[Data records]
** BEGIN **

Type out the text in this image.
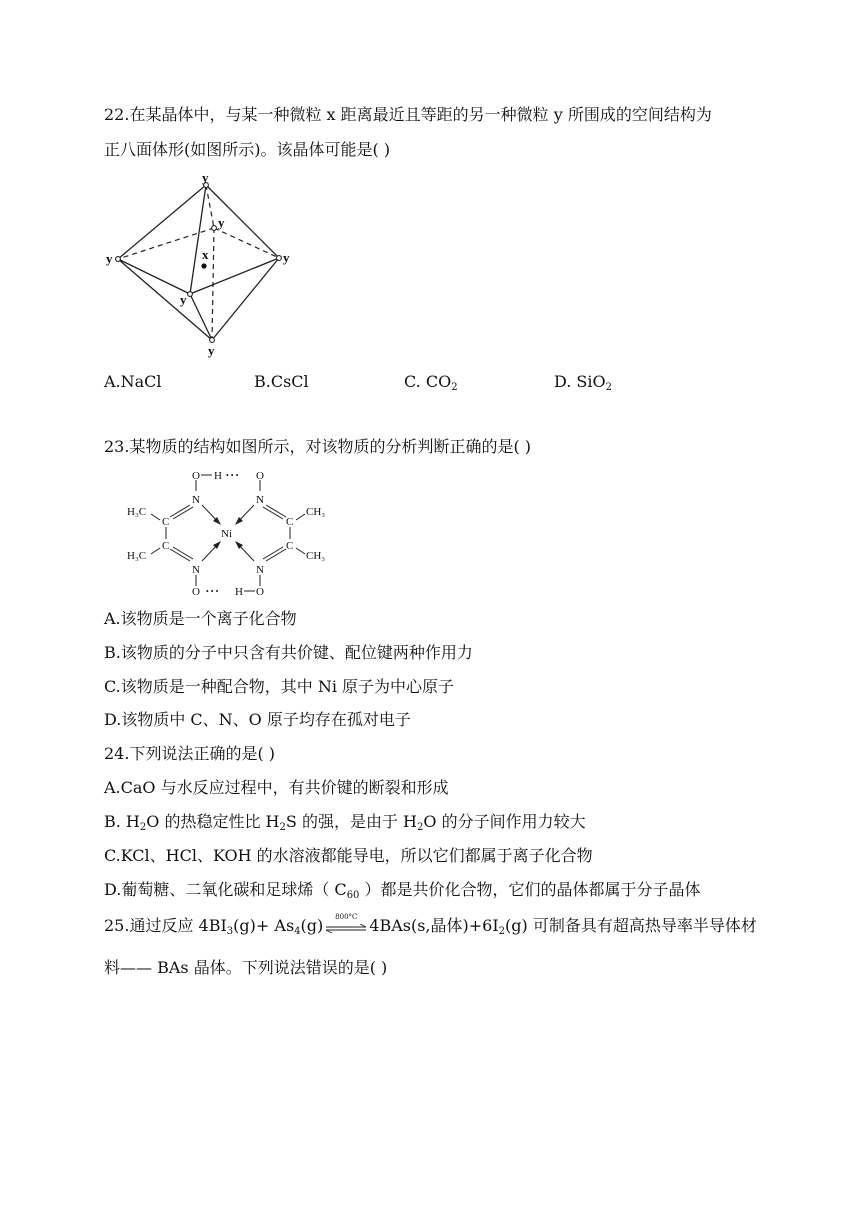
22.在某晶体中，与某一种微粒 x 距离最近且等距的另一种微粒 y 所围成的空间结构为
正八面体形(如图所示)。该晶体可能是( )
y
y	y
y
y
y
x
A.NaCl	B.CsCl	C. $CO_2$	D. SiO$_2$
23.某物质的结构如图所示，对该物质的分析判断正确的是( )
O H • • • O
N	N
C
C
C
C
Ni
H₃C
H₃C
CH₃
CH₃
N	N
O • • • H O
A.该物质是一个离子化合物
B.该物质的分子中只含有共价键、配位键两种作用力
C.该物质是一种配合物，其中 Ni 原子为中心原子
D.该物质中 C、N、O 原子均存在孤对电子
24.下列说法正确的是( )
A.CaO 与水反应过程中，有共价键的断裂和形成
B. $H_2O$ 的热稳定性比 $H_2S$ 的强，是由于 $H_2O$ 的分子间作用力较大
C.KCl、HCl、KOH 的水溶液都能导电，所以它们都属于离子化合物
D.葡萄糖、二氧化碳和足球烯（ $C_{60}$ ）都是共价化合物，它们的晶体都属于分子晶体
25.通过反应 $4BI_3(g)+ As_4(g)$	800°C 4BAs(s,晶体)$+6I_2(g)$ 可制备具有超高热导率半导体材
料—— BAs 晶体。下列说法错误的是( )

** END **

Stated task: Print the records word for word and exclude any picture they hold.

Response:
Type out the text in this image.
22.在某晶体中，与某一种微粒 x 距离最近且等距的另一种微粒 y 所围成的空间结构为
正八面体形(如图所示)。该晶体可能是( )
y
y	y
y
y
y
x
A.NaCl	B.CsCl	C. $CO_2$	D. SiO$_2$
23.某物质的结构如图所示，对该物质的分析判断正确的是( )
O H • • • O
N	N
C
C
C
C
Ni
H₃C
H₃C
CH₃
CH₃
N	N
O • • • H O
A.该物质是一个离子化合物
B.该物质的分子中只含有共价键、配位键两种作用力
C.该物质是一种配合物，其中 Ni 原子为中心原子
D.该物质中 C、N、O 原子均存在孤对电子
24.下列说法正确的是( )
A.CaO 与水反应过程中，有共价键的断裂和形成
B. $H_2O$ 的热稳定性比 $H_2S$ 的强，是由于 $H_2O$ 的分子间作用力较大
C.KCl、HCl、KOH 的水溶液都能导电，所以它们都属于离子化合物
D.葡萄糖、二氧化碳和足球烯（ $C_{60}$ ）都是共价化合物，它们的晶体都属于分子晶体
25.通过反应 $4BI_3(g)+ As_4(g)$	800°C 4BAs(s,晶体)$+6I_2(g)$ 可制备具有超高热导率半导体材
料—— BAs 晶体。下列说法错误的是( )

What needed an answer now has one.